[BEGIN Source]

BookmarkSubscribeRSS Feed
jag07g
Fluorite | Level 6

Hi all,

 

I am using Enterprise Guide 7.1 and am new to macro coding in SAS. I'm struggling with developing a macro to generate what would essentially be the output from multiple proc surveyfreq procedures. I would like the macro to output the row % and 95% CI as generated from proc surveyfreq in the Excel file attached for multiple bivariate relationships. For example, I need the program to output the row % and CIs for the relationship between age and drink and gender and drug--and continue this for many more indicators. At the end, I would like to have a data set that is able to be exported into MS Access that includes the row percent and 95% CIs for the various bivariate relationships.

[END Source]
[BEGIN Data excerpt]

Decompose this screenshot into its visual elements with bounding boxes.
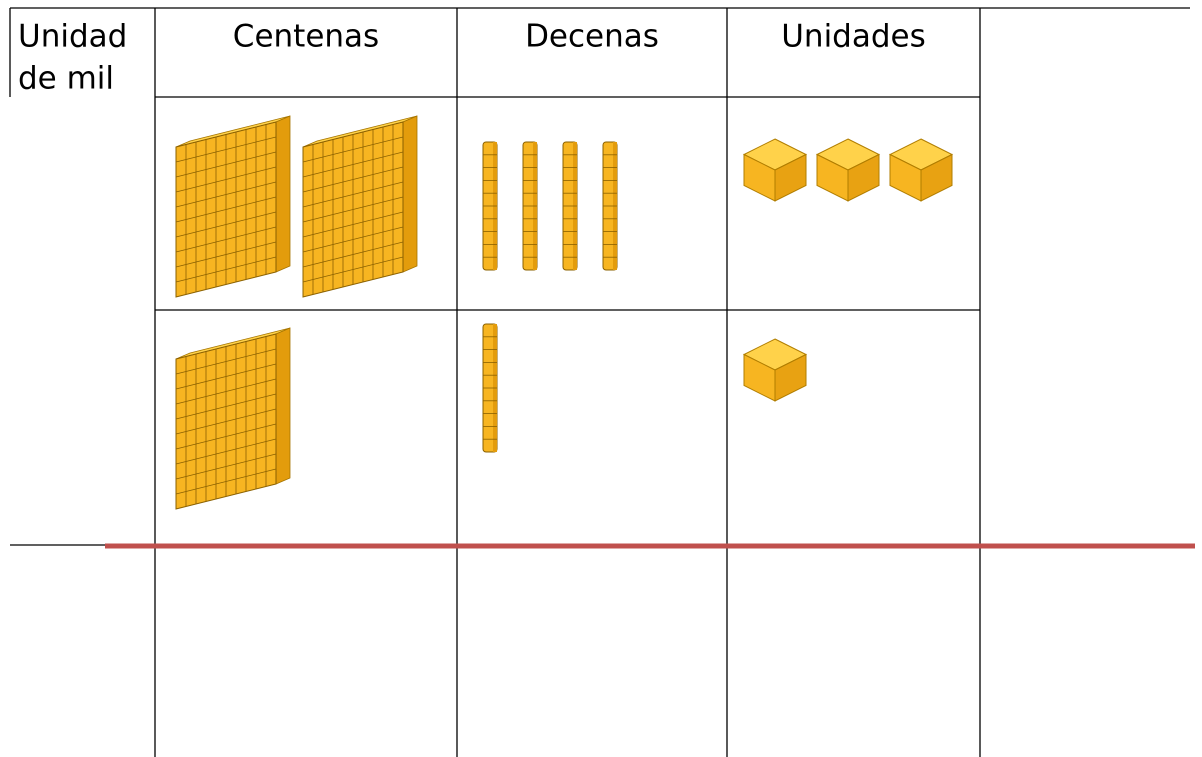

[END Data excerpt]

Prompt:
In the forum post, which version of Enterprise Guide is the poster using?

Output for this task:
Enterprise Guide 7.1